Identify the lines that contain the string "应由甲方负担" and copy all of them.
BEGIN Given data
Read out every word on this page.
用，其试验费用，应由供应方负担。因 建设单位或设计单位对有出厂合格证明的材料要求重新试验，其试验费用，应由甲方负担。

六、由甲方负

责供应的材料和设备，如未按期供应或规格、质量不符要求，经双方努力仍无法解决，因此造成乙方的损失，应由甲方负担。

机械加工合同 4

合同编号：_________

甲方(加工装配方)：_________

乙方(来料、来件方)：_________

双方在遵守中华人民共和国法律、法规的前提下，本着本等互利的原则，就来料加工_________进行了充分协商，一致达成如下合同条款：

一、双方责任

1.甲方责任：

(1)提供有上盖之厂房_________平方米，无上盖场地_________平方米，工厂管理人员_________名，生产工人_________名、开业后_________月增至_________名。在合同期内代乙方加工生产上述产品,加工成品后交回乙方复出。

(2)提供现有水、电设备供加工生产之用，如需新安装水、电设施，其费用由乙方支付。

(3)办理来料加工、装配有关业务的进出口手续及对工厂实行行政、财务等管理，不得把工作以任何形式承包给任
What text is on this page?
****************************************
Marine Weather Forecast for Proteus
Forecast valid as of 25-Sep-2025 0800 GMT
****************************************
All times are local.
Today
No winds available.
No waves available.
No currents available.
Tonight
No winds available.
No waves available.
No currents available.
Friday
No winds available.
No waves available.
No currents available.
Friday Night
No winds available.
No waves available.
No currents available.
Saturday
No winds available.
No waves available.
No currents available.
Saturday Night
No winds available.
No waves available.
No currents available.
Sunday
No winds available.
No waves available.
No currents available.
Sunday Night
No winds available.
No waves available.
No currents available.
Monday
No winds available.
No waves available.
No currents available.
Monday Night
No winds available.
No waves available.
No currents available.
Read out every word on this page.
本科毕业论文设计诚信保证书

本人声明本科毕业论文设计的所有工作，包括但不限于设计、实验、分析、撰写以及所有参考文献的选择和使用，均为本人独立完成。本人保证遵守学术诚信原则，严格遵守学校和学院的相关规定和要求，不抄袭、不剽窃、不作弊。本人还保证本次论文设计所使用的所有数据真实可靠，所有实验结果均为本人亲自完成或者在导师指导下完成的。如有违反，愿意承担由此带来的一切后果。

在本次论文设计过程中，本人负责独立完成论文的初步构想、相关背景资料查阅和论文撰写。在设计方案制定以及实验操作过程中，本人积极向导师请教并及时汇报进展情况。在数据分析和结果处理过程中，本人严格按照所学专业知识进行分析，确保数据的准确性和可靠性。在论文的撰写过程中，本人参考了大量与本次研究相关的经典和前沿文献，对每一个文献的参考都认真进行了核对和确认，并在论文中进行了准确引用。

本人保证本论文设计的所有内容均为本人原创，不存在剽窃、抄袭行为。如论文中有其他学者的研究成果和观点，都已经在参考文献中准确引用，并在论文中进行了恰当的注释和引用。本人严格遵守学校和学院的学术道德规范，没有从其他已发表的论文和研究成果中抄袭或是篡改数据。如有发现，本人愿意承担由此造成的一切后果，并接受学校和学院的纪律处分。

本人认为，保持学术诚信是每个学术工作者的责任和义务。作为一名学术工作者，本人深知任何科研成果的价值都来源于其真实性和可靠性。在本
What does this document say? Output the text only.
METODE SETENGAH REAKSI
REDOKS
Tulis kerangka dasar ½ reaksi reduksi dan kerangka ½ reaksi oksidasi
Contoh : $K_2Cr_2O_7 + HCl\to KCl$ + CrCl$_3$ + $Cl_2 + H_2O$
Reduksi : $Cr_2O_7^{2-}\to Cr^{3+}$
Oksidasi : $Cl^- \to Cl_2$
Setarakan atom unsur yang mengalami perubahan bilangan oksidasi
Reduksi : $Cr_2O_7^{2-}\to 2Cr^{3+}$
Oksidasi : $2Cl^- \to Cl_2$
END Given data
● Reply to the exercise:
用，其试验费用，应由供应方负担。因 建设单位或设计单位对有出厂合格证明的材料要求重新试验，其试验费用，应由甲方负担。
责供应的材料和设备，如未按期供应或规格、质量不符要求，经双方努力仍无法解决，因此造成乙方的损失，应由甲方负担。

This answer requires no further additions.